The task
Reproduce all the lines exactly as they stand, apart from the pictures.

(Records from a data collection)
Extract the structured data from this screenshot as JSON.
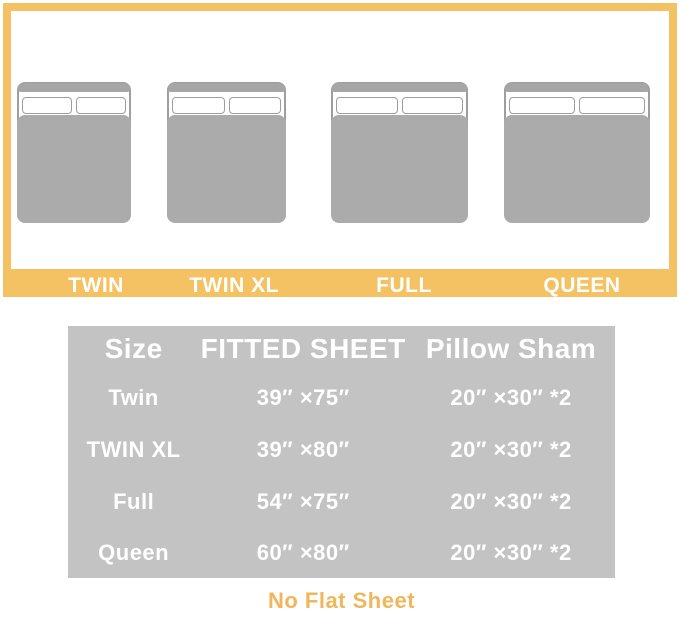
{
  "colors": {
    "accent_amber": "#F5C263",
    "note_amber": "#EFB65A",
    "bed_blanket_gray": "#ABABAB",
    "bed_headboard_gray": "#A6A6A6",
    "bed_outline_gray": "#9E9E9E",
    "table_background_gray": "#C3C3C3",
    "text_white": "#FFFFFF"
  },
  "sizes": [
    {
      "label": "TWIN"
    },
    {
      "label": "TWIN XL"
    },
    {
      "label": "FULL"
    },
    {
      "label": "QUEEN"
    }
  ],
  "table": {
    "headers": [
      "Size",
      "FITTED SHEET",
      "Pillow Sham"
    ],
    "rows": [
      [
        "Twin",
        "39″ ×75″",
        "20″ ×30″ *2"
      ],
      [
        "TWIN XL",
        "39″ ×80″",
        "20″ ×30″ *2"
      ],
      [
        "Full",
        "54″ ×75″",
        "20″ ×30″ *2"
      ],
      [
        "Queen",
        "60″ ×80″",
        "20″ ×30″ *2"
      ]
    ]
  },
  "note": {
    "text": "No Flat Sheet"
  }
}
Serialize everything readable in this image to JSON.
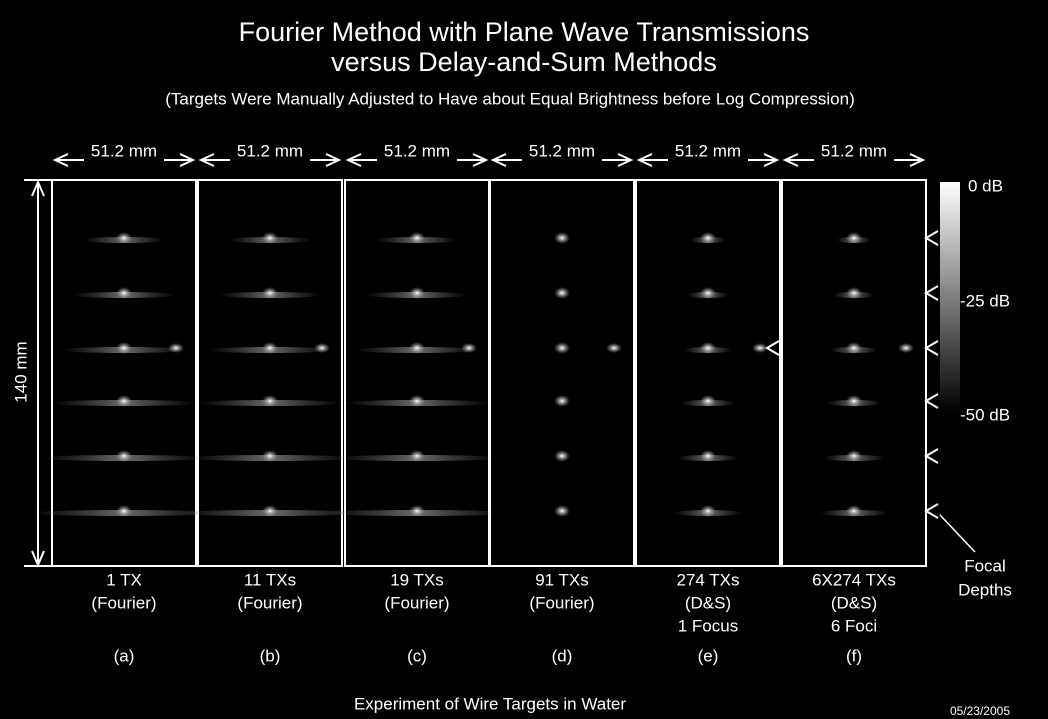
{
  "title": [
    "Fourier Method with Plane Wave Transmissions",
    "versus Delay-and-Sum Methods"
  ],
  "subtitle": "(Targets Were Manually Adjusted to Have about Equal Brightness before Log Compression)",
  "height_label": "140 mm",
  "panels": [
    {
      "width_label": "51.2 mm",
      "caption": [
        "1 TX",
        "(Fourier)"
      ],
      "letter": "(a)"
    },
    {
      "width_label": "51.2 mm",
      "caption": [
        "11 TXs",
        "(Fourier)"
      ],
      "letter": "(b)"
    },
    {
      "width_label": "51.2 mm",
      "caption": [
        "19 TXs",
        "(Fourier)"
      ],
      "letter": "(c)"
    },
    {
      "width_label": "51.2 mm",
      "caption": [
        "91 TXs",
        "(Fourier)"
      ],
      "letter": "(d)"
    },
    {
      "width_label": "51.2 mm",
      "caption": [
        "274 TXs",
        "(D&S)",
        "1 Focus"
      ],
      "letter": "(e)"
    },
    {
      "width_label": "51.2 mm",
      "caption": [
        "6X274 TXs",
        "(D&S)",
        "6 Foci"
      ],
      "letter": "(f)"
    }
  ],
  "colorbar_labels": [
    "0 dB",
    "-25 dB",
    "-50 dB"
  ],
  "annotation": [
    "Focal",
    "Depths"
  ],
  "footer": "Experiment of Wire Targets in Water",
  "date": "05/23/2005"
}
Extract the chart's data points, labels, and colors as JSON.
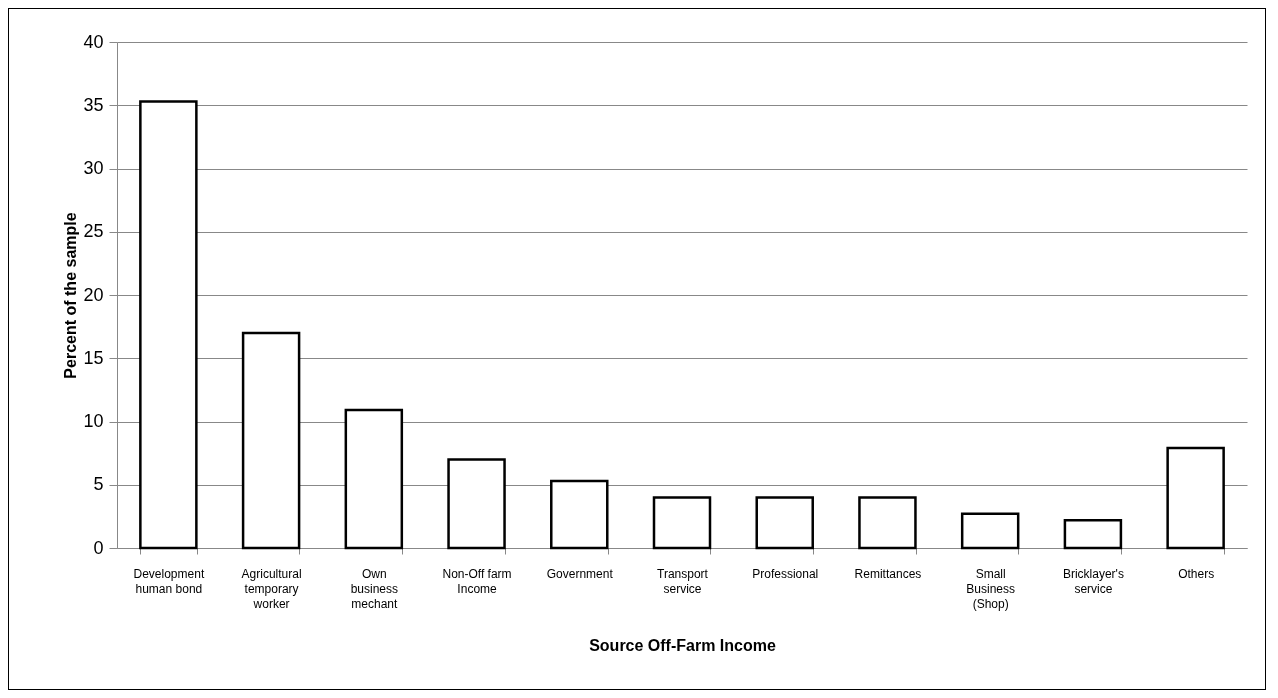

The result
Extract the structured data from this screenshot as JSON.
{
  "colors": {
    "accent_amber": "#F5C263",
    "note_amber": "#EFB65A",
    "bed_blanket_gray": "#ABABAB",
    "bed_headboard_gray": "#A6A6A6",
    "bed_outline_gray": "#9E9E9E",
    "table_background_gray": "#C3C3C3",
    "text_white": "#FFFFFF"
  },
  "sizes": [
    {
      "label": "TWIN"
    },
    {
      "label": "TWIN XL"
    },
    {
      "label": "FULL"
    },
    {
      "label": "QUEEN"
    }
  ],
  "table": {
    "headers": [
      "Size",
      "FITTED SHEET",
      "Pillow Sham"
    ],
    "rows": [
      [
        "Twin",
        "39″ ×75″",
        "20″ ×30″ *2"
      ],
      [
        "TWIN XL",
        "39″ ×80″",
        "20″ ×30″ *2"
      ],
      [
        "Full",
        "54″ ×75″",
        "20″ ×30″ *2"
      ],
      [
        "Queen",
        "60″ ×80″",
        "20″ ×30″ *2"
      ]
    ]
  },
  "note": {
    "text": "No Flat Sheet"
  }
}
Serialize everything readable in this image to JSON.
{
  "title": [
    "Fourier Method with Plane Wave Transmissions",
    "versus Delay-and-Sum Methods"
  ],
  "subtitle": "(Targets Were Manually Adjusted to Have about Equal Brightness before Log Compression)",
  "height_label": "140 mm",
  "panels": [
    {
      "width_label": "51.2 mm",
      "caption": [
        "1 TX",
        "(Fourier)"
      ],
      "letter": "(a)"
    },
    {
      "width_label": "51.2 mm",
      "caption": [
        "11 TXs",
        "(Fourier)"
      ],
      "letter": "(b)"
    },
    {
      "width_label": "51.2 mm",
      "caption": [
        "19 TXs",
        "(Fourier)"
      ],
      "letter": "(c)"
    },
    {
      "width_label": "51.2 mm",
      "caption": [
        "91 TXs",
        "(Fourier)"
      ],
      "letter": "(d)"
    },
    {
      "width_label": "51.2 mm",
      "caption": [
        "274 TXs",
        "(D&S)",
        "1 Focus"
      ],
      "letter": "(e)"
    },
    {
      "width_label": "51.2 mm",
      "caption": [
        "6X274 TXs",
        "(D&S)",
        "6 Foci"
      ],
      "letter": "(f)"
    }
  ],
  "colorbar_labels": [
    "0 dB",
    "-25 dB",
    "-50 dB"
  ],
  "annotation": [
    "Focal",
    "Depths"
  ],
  "footer": "Experiment of Wire Targets in Water",
  "date": "05/23/2005"
}
Extract the chart's data points, labels, and colors as JSON.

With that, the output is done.